#### Exercise task
Copy, from the entries below, each line in which the string "Влияние" appears.

#### Material for this task
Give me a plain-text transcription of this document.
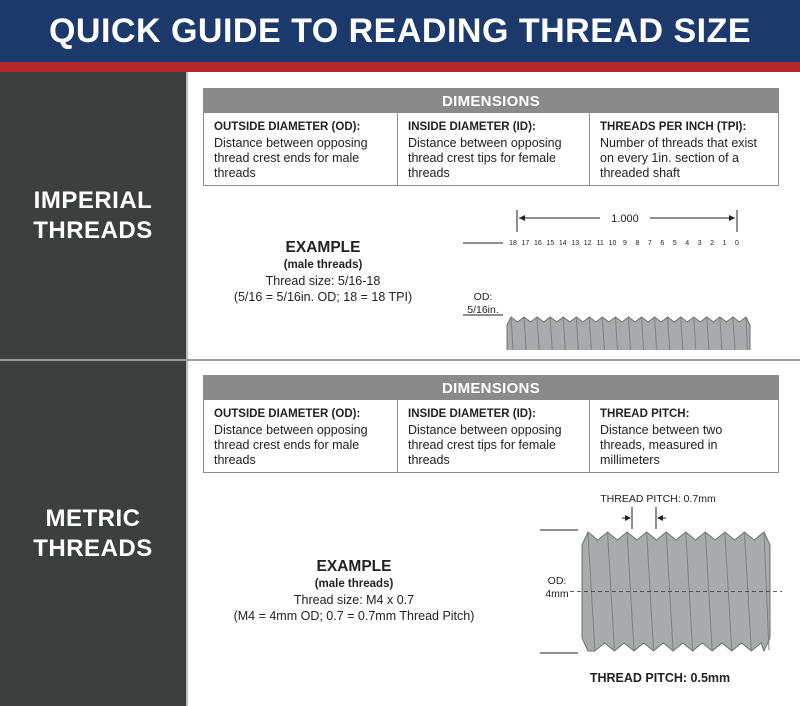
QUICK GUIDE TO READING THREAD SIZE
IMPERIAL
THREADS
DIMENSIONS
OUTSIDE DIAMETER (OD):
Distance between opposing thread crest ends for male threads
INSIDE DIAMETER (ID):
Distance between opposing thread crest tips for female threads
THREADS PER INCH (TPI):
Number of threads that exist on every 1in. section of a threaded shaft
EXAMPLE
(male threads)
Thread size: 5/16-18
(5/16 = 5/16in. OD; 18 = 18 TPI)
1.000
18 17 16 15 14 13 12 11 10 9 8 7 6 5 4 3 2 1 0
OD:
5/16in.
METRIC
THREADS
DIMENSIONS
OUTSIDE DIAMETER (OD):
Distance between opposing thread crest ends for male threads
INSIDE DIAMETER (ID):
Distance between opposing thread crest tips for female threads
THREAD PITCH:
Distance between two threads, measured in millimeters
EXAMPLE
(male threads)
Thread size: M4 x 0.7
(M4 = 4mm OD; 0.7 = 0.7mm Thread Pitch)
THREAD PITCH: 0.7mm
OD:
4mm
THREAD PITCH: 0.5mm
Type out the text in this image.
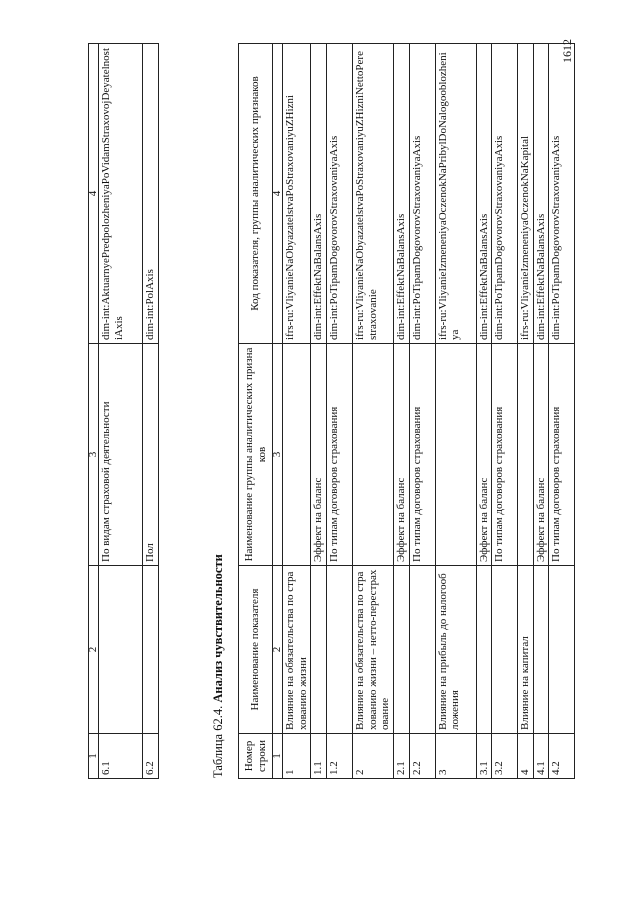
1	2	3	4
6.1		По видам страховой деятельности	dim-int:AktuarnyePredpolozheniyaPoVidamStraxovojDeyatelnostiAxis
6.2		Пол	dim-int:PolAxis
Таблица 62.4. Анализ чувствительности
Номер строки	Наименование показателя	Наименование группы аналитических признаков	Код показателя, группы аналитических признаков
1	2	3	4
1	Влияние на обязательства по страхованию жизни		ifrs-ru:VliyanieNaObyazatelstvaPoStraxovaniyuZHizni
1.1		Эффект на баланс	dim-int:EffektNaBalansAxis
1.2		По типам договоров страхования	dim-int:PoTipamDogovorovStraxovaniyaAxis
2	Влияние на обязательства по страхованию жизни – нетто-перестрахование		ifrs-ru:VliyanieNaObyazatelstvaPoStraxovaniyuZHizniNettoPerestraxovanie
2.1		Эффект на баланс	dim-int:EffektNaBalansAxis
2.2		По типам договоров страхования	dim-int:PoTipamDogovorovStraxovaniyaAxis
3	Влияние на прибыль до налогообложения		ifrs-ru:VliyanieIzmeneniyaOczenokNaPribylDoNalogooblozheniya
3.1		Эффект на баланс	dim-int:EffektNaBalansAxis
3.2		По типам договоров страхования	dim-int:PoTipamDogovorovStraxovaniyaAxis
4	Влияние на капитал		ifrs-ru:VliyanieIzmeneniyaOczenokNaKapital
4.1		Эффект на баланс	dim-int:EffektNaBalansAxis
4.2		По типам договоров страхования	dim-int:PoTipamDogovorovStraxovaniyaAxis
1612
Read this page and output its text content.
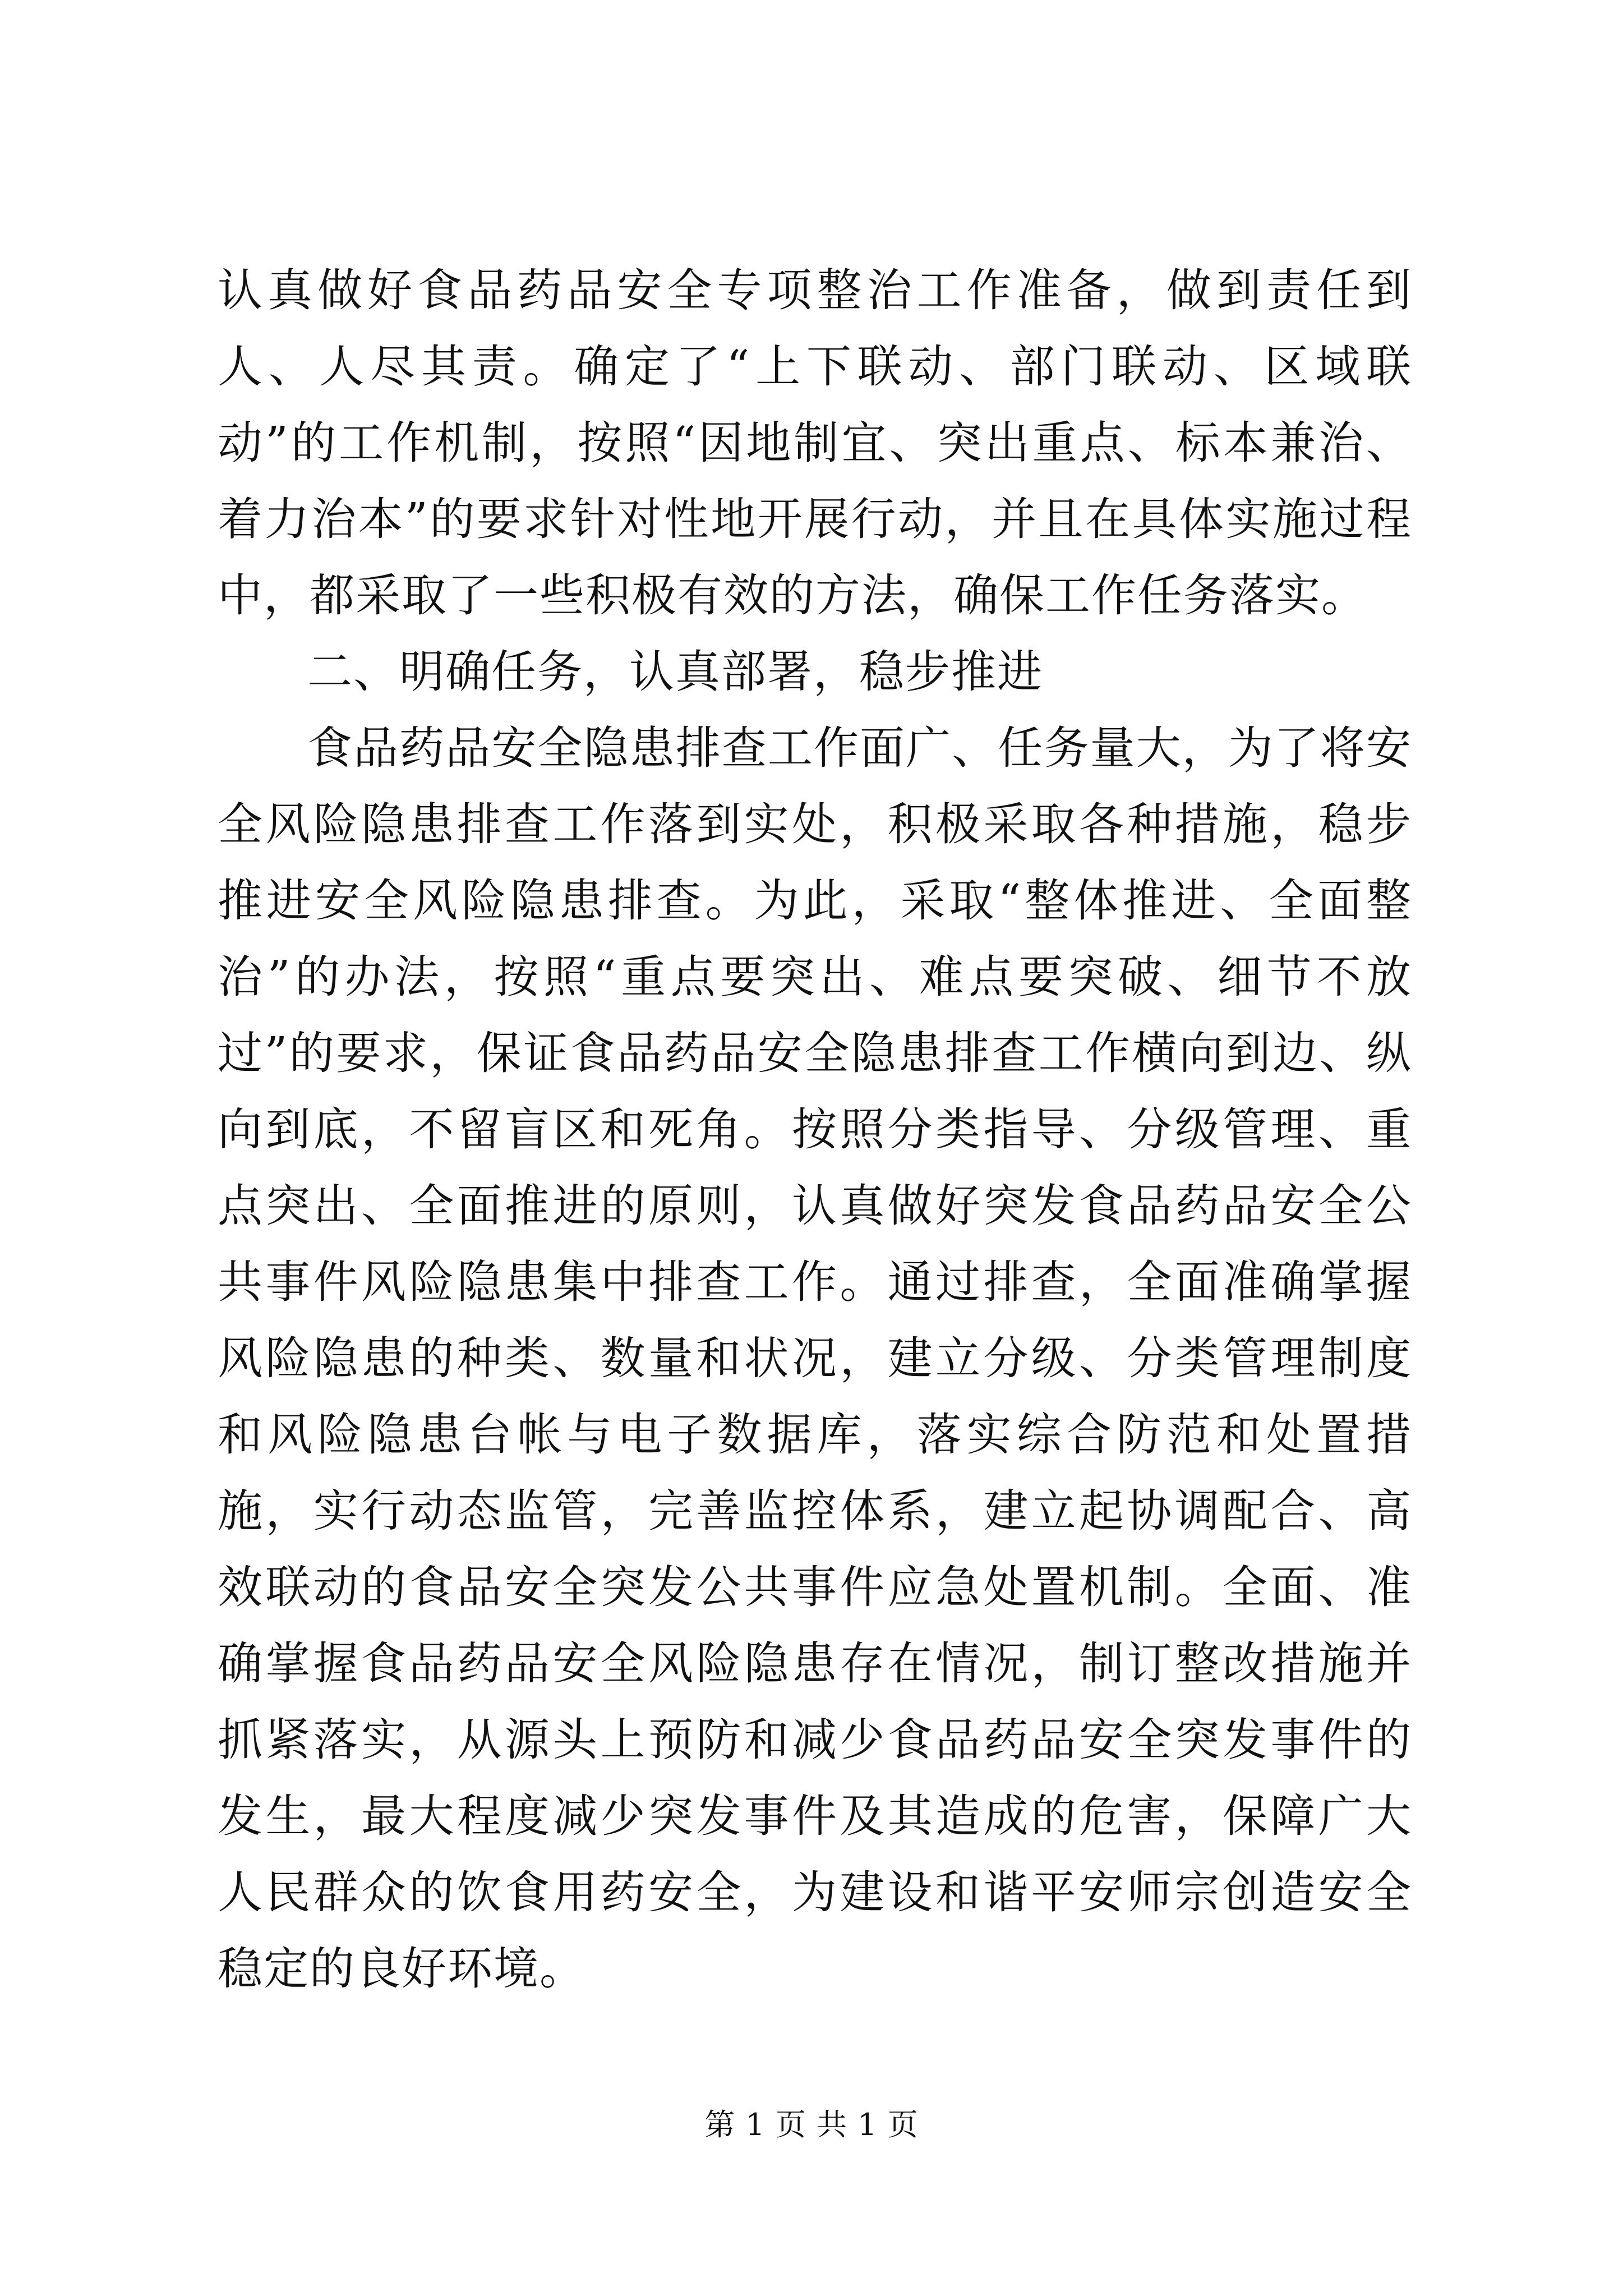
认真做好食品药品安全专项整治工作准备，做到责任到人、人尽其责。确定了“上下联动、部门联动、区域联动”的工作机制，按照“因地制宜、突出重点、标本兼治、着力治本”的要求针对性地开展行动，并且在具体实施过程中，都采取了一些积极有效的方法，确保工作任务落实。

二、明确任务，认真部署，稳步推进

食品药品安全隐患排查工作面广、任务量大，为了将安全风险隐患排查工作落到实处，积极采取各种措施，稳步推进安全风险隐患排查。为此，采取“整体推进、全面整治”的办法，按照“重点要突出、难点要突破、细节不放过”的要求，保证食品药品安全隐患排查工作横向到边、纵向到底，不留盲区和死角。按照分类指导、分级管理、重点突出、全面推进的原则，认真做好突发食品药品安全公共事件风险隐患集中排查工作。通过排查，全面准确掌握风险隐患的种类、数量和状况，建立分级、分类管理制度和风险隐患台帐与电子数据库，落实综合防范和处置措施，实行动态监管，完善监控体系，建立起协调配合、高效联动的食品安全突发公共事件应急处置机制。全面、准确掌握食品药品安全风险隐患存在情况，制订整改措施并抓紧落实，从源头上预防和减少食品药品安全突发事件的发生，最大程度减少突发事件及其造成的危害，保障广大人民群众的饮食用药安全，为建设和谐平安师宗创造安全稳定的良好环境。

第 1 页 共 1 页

#### Result for this task
1	Влияние на обязательства по страхованию жизни		ifrs-ru:VliyanieNaObyazatelstvaPoStraxovaniyuZHizni
2	Влияние на обязательства по страхованию жизни – нетто-перестрахование		ifrs-ru:VliyanieNaObyazatelstvaPoStraxovaniyuZHizniNettoPerestraxovanie
3	Влияние на прибыль до налогообложения		ifrs-ru:VliyanieIzmeneniyaOczenokNaPribylDoNalogooblozheniya
4	Влияние на капитал		ifrs-ru:VliyanieIzmeneniyaOczenokNaKapital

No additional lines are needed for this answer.